### What you need to do
Each line of the material must be repeated precisely, with the pictures left out.

### Entries supplied

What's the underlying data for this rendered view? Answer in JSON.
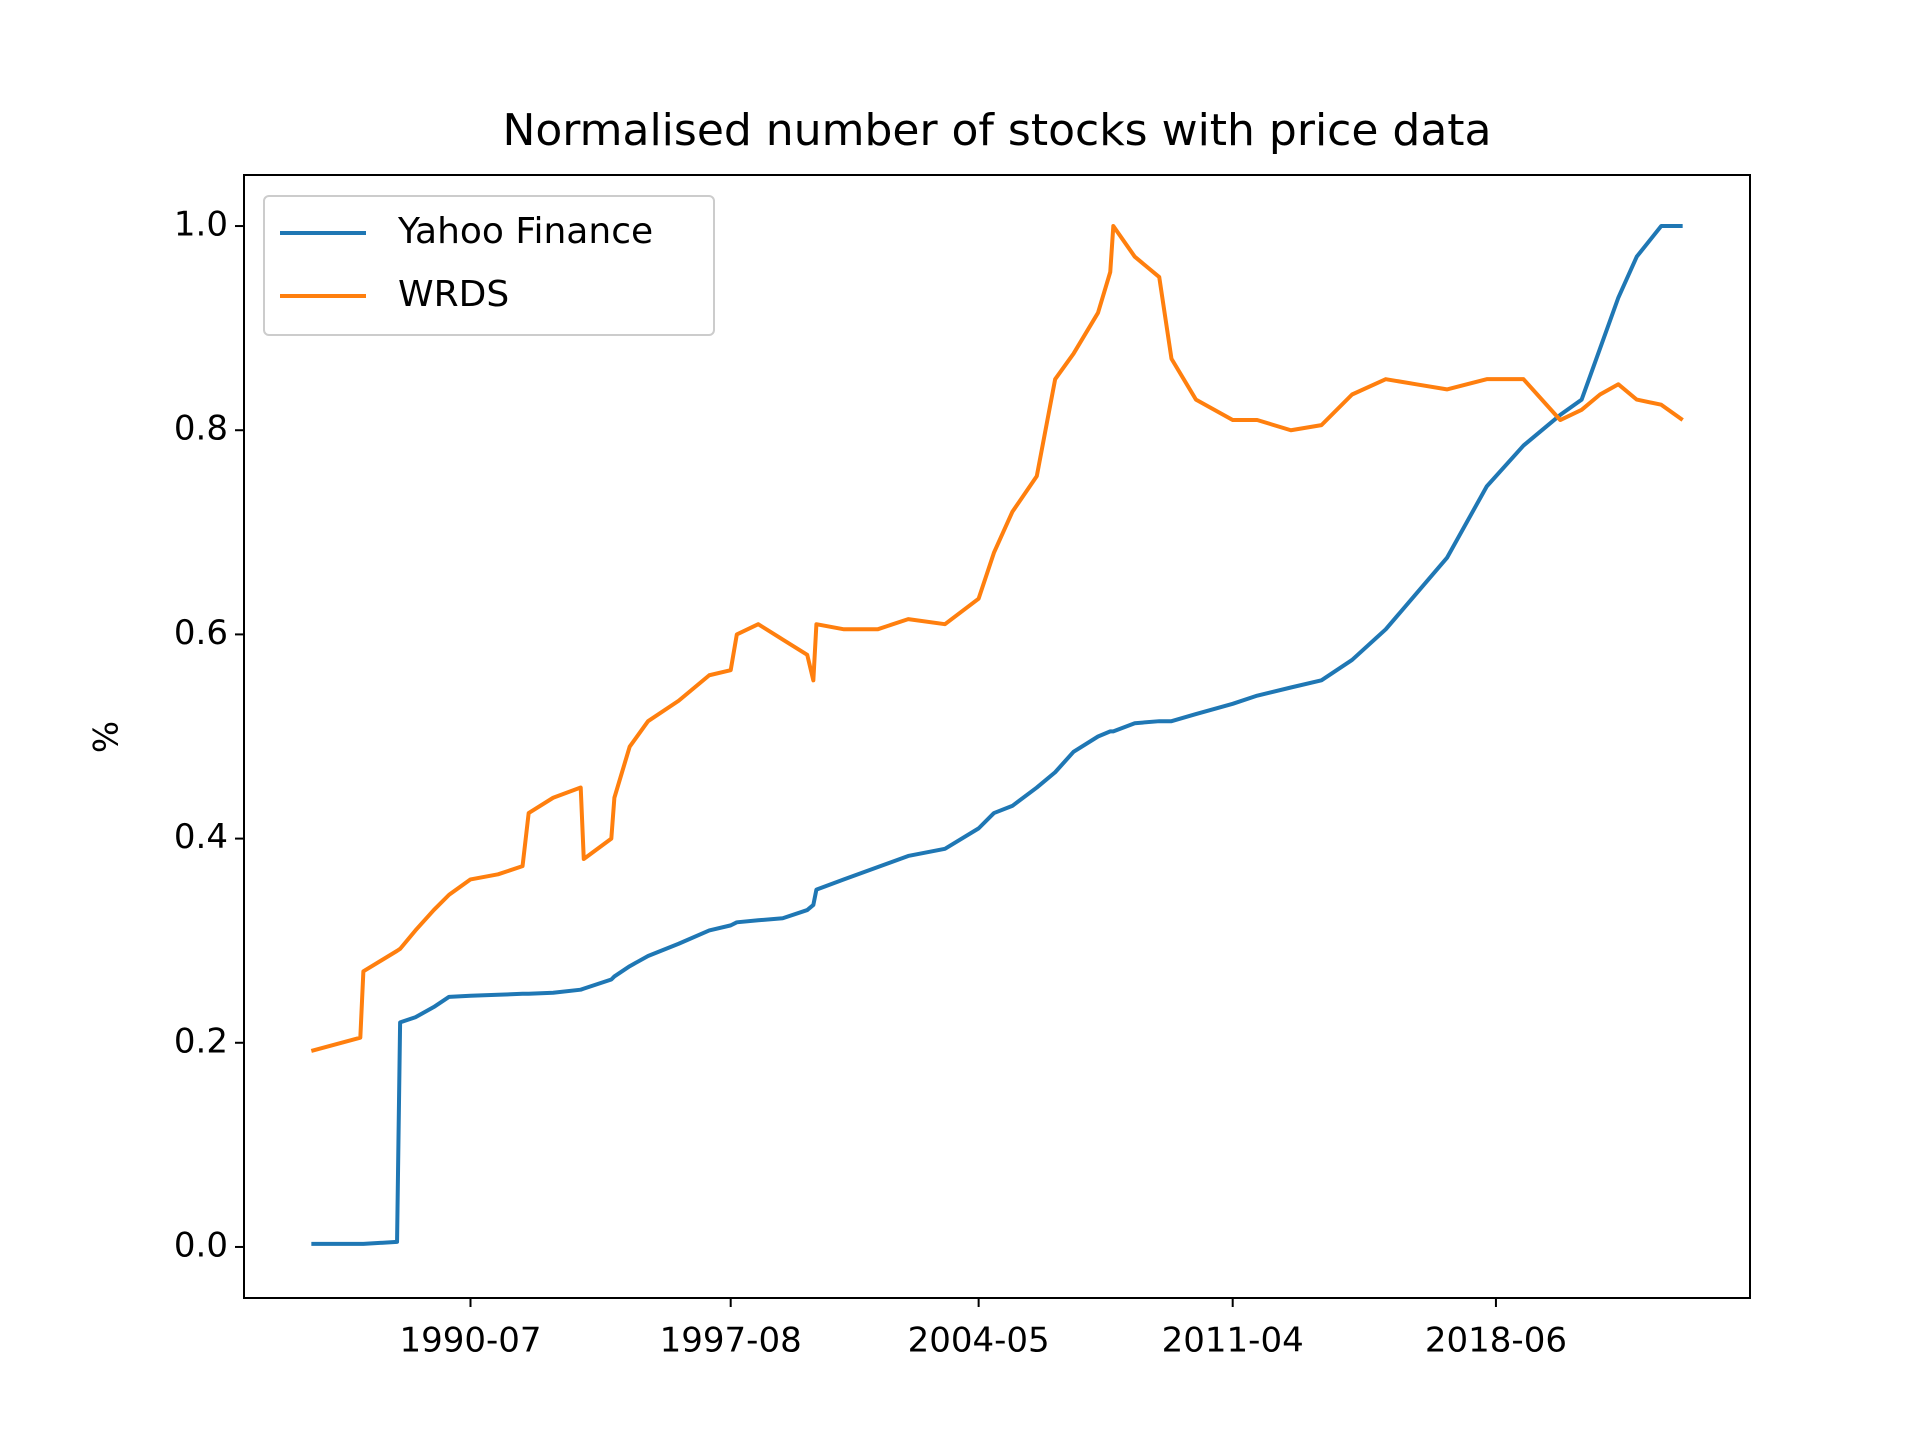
{
  "chart_data": {
    "type": "line",
    "title": "Normalised number of stocks with price data",
    "ylabel": "%",
    "x": [
      "1986-03",
      "1987-07",
      "1987-08",
      "1988-07",
      "1988-08",
      "1989-01",
      "1989-07",
      "1989-12",
      "1990-07",
      "1991-04",
      "1991-12",
      "1992-02",
      "1992-10",
      "1993-07",
      "1993-08",
      "1994-05",
      "1994-06",
      "1994-11",
      "1995-05",
      "1996-03",
      "1997-01",
      "1997-08",
      "1997-10",
      "1998-05",
      "1999-01",
      "1999-09",
      "1999-11",
      "1999-12",
      "2000-09",
      "2001-08",
      "2002-06",
      "2003-06",
      "2004-05",
      "2004-10",
      "2005-04",
      "2005-12",
      "2006-06",
      "2006-12",
      "2007-08",
      "2007-12",
      "2008-01",
      "2008-08",
      "2009-04",
      "2009-08",
      "2010-04",
      "2011-04",
      "2011-12",
      "2012-11",
      "2013-09",
      "2014-07",
      "2015-06",
      "2016-04",
      "2017-02",
      "2018-03",
      "2019-03",
      "2020-03",
      "2020-10",
      "2021-04",
      "2021-10",
      "2022-04",
      "2022-12",
      "2023-07"
    ],
    "series": [
      {
        "name": "Yahoo Finance",
        "color": "#1f77b4",
        "values": [
          0.003,
          0.003,
          0.003,
          0.005,
          0.22,
          0.225,
          0.235,
          0.245,
          0.246,
          0.247,
          0.248,
          0.248,
          0.249,
          0.252,
          0.253,
          0.262,
          0.265,
          0.275,
          0.285,
          0.297,
          0.31,
          0.315,
          0.318,
          0.32,
          0.322,
          0.33,
          0.335,
          0.35,
          0.36,
          0.372,
          0.383,
          0.39,
          0.41,
          0.425,
          0.432,
          0.45,
          0.465,
          0.485,
          0.5,
          0.505,
          0.505,
          0.513,
          0.515,
          0.515,
          0.522,
          0.532,
          0.54,
          0.548,
          0.555,
          0.575,
          0.605,
          0.64,
          0.675,
          0.745,
          0.785,
          0.815,
          0.83,
          0.88,
          0.93,
          0.97,
          1.0,
          1.0
        ]
      },
      {
        "name": "WRDS",
        "color": "#ff7f0e",
        "values": [
          0.192,
          0.205,
          0.27,
          0.29,
          0.292,
          0.31,
          0.33,
          0.345,
          0.36,
          0.365,
          0.373,
          0.425,
          0.44,
          0.45,
          0.38,
          0.4,
          0.44,
          0.49,
          0.515,
          0.535,
          0.56,
          0.565,
          0.6,
          0.61,
          0.595,
          0.58,
          0.555,
          0.61,
          0.605,
          0.605,
          0.615,
          0.61,
          0.635,
          0.68,
          0.72,
          0.755,
          0.85,
          0.875,
          0.915,
          0.955,
          1.0,
          0.97,
          0.95,
          0.87,
          0.83,
          0.81,
          0.81,
          0.8,
          0.805,
          0.835,
          0.85,
          0.845,
          0.84,
          0.85,
          0.85,
          0.81,
          0.82,
          0.835,
          0.845,
          0.83,
          0.825,
          0.81
        ]
      }
    ],
    "xlim": [
      "1984-05",
      "2025-05"
    ],
    "xticks": [
      "1990-07",
      "1997-08",
      "2004-05",
      "2011-04",
      "2018-06"
    ],
    "ylim": [
      -0.05,
      1.05
    ],
    "yticks": [
      {
        "value": 0,
        "label": "0.0"
      },
      0.2,
      0.4,
      0.6,
      0.8,
      {
        "value": 1,
        "label": "1.0"
      }
    ],
    "legend": "upper left"
  }
}
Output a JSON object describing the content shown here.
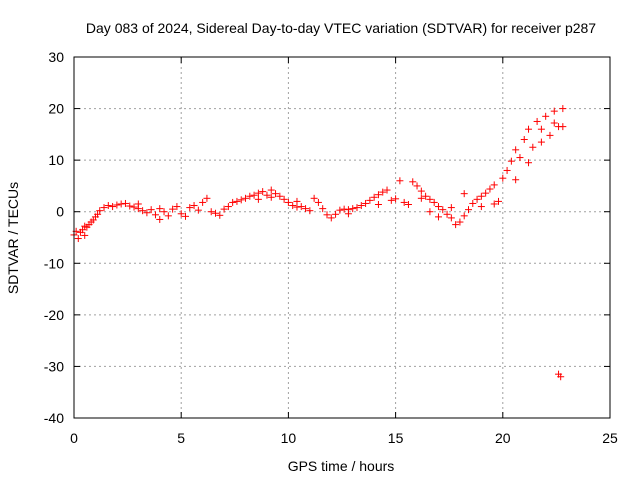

### Complete response
What's the underlying data for this rendered view? Answer in JSON.
{
  "chart_data": {
    "type": "line",
    "title": "Normalised number of stocks with price data",
    "ylabel": "%",
    "x": [
      "1986-03",
      "1987-07",
      "1987-08",
      "1988-07",
      "1988-08",
      "1989-01",
      "1989-07",
      "1989-12",
      "1990-07",
      "1991-04",
      "1991-12",
      "1992-02",
      "1992-10",
      "1993-07",
      "1993-08",
      "1994-05",
      "1994-06",
      "1994-11",
      "1995-05",
      "1996-03",
      "1997-01",
      "1997-08",
      "1997-10",
      "1998-05",
      "1999-01",
      "1999-09",
      "1999-11",
      "1999-12",
      "2000-09",
      "2001-08",
      "2002-06",
      "2003-06",
      "2004-05",
      "2004-10",
      "2005-04",
      "2005-12",
      "2006-06",
      "2006-12",
      "2007-08",
      "2007-12",
      "2008-01",
      "2008-08",
      "2009-04",
      "2009-08",
      "2010-04",
      "2011-04",
      "2011-12",
      "2012-11",
      "2013-09",
      "2014-07",
      "2015-06",
      "2016-04",
      "2017-02",
      "2018-03",
      "2019-03",
      "2020-03",
      "2020-10",
      "2021-04",
      "2021-10",
      "2022-04",
      "2022-12",
      "2023-07"
    ],
    "series": [
      {
        "name": "Yahoo Finance",
        "color": "#1f77b4",
        "values": [
          0.003,
          0.003,
          0.003,
          0.005,
          0.22,
          0.225,
          0.235,
          0.245,
          0.246,
          0.247,
          0.248,
          0.248,
          0.249,
          0.252,
          0.253,
          0.262,
          0.265,
          0.275,
          0.285,
          0.297,
          0.31,
          0.315,
          0.318,
          0.32,
          0.322,
          0.33,
          0.335,
          0.35,
          0.36,
          0.372,
          0.383,
          0.39,
          0.41,
          0.425,
          0.432,
          0.45,
          0.465,
          0.485,
          0.5,
          0.505,
          0.505,
          0.513,
          0.515,
          0.515,
          0.522,
          0.532,
          0.54,
          0.548,
          0.555,
          0.575,
          0.605,
          0.64,
          0.675,
          0.745,
          0.785,
          0.815,
          0.83,
          0.88,
          0.93,
          0.97,
          1.0,
          1.0
        ]
      },
      {
        "name": "WRDS",
        "color": "#ff7f0e",
        "values": [
          0.192,
          0.205,
          0.27,
          0.29,
          0.292,
          0.31,
          0.33,
          0.345,
          0.36,
          0.365,
          0.373,
          0.425,
          0.44,
          0.45,
          0.38,
          0.4,
          0.44,
          0.49,
          0.515,
          0.535,
          0.56,
          0.565,
          0.6,
          0.61,
          0.595,
          0.58,
          0.555,
          0.61,
          0.605,
          0.605,
          0.615,
          0.61,
          0.635,
          0.68,
          0.72,
          0.755,
          0.85,
          0.875,
          0.915,
          0.955,
          1.0,
          0.97,
          0.95,
          0.87,
          0.83,
          0.81,
          0.81,
          0.8,
          0.805,
          0.835,
          0.85,
          0.845,
          0.84,
          0.85,
          0.85,
          0.81,
          0.82,
          0.835,
          0.845,
          0.83,
          0.825,
          0.81
        ]
      }
    ],
    "xlim": [
      "1984-05",
      "2025-05"
    ],
    "xticks": [
      "1990-07",
      "1997-08",
      "2004-05",
      "2011-04",
      "2018-06"
    ],
    "ylim": [
      -0.05,
      1.05
    ],
    "yticks": [
      {
        "value": 0,
        "label": "0.0"
      },
      0.2,
      0.4,
      0.6,
      0.8,
      {
        "value": 1,
        "label": "1.0"
      }
    ],
    "legend": "upper left"
  }
}
Output a JSON object describing the content shown here.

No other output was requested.